## begin Information provided

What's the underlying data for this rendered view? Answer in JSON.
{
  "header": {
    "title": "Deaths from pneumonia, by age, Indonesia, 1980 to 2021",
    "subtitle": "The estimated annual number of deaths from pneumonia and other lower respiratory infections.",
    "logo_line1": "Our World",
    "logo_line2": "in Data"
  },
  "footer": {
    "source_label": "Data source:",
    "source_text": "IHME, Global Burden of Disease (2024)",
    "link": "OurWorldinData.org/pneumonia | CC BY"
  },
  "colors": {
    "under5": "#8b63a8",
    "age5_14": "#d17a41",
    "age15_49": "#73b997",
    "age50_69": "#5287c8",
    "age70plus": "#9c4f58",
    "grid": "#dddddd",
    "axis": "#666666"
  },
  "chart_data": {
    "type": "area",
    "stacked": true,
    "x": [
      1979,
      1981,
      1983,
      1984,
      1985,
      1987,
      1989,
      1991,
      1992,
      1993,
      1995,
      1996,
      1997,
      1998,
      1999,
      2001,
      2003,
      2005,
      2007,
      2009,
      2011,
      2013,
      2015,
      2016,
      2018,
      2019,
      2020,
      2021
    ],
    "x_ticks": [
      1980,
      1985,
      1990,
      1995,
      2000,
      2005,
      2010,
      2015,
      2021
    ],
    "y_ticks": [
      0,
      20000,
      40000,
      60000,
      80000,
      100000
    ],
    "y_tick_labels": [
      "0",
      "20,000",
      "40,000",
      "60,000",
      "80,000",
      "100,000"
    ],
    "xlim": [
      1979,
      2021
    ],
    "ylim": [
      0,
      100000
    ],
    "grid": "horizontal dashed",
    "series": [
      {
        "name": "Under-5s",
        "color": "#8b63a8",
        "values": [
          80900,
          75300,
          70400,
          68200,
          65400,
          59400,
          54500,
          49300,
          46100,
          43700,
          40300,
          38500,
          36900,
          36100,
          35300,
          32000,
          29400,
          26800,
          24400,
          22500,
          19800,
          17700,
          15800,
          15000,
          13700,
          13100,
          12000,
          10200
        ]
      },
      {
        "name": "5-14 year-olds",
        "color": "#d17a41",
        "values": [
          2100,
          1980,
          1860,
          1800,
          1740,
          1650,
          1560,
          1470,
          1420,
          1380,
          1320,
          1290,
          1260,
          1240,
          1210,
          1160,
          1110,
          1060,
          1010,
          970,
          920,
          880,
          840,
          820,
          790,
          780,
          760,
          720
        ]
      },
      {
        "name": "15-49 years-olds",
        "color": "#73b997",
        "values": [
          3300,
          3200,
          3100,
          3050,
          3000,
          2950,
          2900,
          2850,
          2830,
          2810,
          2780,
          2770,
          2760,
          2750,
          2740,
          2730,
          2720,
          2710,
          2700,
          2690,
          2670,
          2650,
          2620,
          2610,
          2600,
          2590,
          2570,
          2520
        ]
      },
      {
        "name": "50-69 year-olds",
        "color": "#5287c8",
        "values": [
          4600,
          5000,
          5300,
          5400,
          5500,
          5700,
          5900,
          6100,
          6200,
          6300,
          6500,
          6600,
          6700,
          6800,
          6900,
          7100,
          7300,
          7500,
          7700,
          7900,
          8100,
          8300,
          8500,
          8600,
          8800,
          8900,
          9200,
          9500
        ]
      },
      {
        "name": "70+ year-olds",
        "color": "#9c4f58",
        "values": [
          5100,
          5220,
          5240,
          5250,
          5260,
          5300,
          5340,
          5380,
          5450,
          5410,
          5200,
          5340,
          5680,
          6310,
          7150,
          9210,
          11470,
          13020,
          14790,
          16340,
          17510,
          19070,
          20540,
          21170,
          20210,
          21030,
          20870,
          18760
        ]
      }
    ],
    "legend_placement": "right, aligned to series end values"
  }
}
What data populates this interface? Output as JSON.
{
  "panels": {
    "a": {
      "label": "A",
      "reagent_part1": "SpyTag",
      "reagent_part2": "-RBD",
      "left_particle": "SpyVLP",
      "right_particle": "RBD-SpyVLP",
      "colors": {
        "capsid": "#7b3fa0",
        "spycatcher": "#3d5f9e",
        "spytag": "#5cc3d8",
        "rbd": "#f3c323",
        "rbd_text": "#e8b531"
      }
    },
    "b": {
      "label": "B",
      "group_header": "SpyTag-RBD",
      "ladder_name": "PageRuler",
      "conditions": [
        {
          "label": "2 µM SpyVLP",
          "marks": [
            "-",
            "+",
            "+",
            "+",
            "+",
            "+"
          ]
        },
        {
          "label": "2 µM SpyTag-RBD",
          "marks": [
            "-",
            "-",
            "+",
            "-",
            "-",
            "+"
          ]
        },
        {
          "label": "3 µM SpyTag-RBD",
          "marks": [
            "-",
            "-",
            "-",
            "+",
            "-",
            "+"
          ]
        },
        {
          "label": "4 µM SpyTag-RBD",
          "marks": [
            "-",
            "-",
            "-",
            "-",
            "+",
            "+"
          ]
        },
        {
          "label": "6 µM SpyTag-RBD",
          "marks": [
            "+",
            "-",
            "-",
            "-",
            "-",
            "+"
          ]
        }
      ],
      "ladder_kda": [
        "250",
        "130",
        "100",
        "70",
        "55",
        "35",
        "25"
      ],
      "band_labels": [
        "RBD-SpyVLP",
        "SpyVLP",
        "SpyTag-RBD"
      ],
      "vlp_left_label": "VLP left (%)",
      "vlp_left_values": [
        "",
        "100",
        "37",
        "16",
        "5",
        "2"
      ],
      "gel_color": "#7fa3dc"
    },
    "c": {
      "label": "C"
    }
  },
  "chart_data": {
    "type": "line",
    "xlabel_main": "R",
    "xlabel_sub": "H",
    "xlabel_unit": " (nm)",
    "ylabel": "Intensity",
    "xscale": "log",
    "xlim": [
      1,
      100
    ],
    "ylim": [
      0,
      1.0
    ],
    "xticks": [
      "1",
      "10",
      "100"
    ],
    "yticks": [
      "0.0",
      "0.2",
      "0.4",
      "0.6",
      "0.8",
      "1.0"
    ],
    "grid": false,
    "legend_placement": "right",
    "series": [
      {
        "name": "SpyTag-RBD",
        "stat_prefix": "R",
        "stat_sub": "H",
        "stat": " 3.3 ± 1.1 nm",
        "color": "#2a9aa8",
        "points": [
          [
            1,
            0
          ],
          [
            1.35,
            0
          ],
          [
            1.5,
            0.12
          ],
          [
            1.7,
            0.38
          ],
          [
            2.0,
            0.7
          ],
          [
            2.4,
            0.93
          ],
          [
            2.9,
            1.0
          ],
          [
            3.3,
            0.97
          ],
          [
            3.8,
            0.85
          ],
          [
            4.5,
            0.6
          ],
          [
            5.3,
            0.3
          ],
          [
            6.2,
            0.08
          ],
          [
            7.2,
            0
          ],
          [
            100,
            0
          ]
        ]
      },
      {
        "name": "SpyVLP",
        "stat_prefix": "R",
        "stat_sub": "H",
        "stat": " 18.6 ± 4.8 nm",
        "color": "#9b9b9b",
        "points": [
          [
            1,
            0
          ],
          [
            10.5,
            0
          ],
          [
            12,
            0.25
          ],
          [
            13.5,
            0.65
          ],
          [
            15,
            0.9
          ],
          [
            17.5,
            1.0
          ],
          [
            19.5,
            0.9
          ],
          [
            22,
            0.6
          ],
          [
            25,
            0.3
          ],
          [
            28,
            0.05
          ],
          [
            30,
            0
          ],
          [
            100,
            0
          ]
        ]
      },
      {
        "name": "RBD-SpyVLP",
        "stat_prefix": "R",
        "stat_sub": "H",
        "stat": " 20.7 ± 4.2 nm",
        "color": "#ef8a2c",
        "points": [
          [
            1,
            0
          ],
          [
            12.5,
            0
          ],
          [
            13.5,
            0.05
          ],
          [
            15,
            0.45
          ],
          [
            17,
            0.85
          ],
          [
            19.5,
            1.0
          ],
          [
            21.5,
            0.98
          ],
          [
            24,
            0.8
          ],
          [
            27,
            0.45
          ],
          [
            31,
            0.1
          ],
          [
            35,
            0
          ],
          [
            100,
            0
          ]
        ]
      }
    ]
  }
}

## end Information provided

- _Task to carry out_
Among the entries above, how many lines hold the string "JSON"? Respond with nothing but the number.

- _Solved exercise_
2